### Exercise instructions
For each line below that includes the word "Physics", make a copy.

### Recorded data
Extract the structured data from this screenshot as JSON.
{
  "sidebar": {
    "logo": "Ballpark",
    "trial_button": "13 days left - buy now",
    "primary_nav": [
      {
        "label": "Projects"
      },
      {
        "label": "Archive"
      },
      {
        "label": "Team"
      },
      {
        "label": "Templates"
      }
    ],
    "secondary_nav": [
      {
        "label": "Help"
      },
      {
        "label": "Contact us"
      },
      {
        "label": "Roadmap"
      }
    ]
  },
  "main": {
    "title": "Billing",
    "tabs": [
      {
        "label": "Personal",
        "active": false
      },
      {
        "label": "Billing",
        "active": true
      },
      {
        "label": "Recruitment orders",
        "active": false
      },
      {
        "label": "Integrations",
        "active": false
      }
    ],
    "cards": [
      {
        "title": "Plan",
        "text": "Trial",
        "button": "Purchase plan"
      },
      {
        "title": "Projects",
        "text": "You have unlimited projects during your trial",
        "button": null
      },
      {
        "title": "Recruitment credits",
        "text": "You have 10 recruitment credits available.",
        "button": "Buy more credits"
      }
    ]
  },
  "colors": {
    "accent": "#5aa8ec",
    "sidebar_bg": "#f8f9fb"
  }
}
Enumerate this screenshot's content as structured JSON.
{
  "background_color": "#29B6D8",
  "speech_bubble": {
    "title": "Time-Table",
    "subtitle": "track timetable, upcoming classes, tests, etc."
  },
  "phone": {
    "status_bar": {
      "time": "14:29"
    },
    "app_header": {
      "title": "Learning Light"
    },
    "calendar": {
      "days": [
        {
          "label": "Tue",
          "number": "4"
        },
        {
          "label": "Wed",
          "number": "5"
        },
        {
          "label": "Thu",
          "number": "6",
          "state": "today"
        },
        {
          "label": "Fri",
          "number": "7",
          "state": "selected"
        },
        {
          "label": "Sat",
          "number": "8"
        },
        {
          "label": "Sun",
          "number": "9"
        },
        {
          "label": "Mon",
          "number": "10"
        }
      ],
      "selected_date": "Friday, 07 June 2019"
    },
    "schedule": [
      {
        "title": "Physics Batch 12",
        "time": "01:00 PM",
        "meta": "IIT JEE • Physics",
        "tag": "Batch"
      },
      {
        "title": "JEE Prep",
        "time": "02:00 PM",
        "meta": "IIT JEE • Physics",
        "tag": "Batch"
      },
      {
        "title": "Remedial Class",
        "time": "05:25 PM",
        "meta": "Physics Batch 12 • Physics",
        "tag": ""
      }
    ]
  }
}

### Full output
        "title": "Physics Batch 12",
        "meta": "IIT JEE • Physics",
        "meta": "IIT JEE • Physics",
        "meta": "Physics Batch 12 • Physics",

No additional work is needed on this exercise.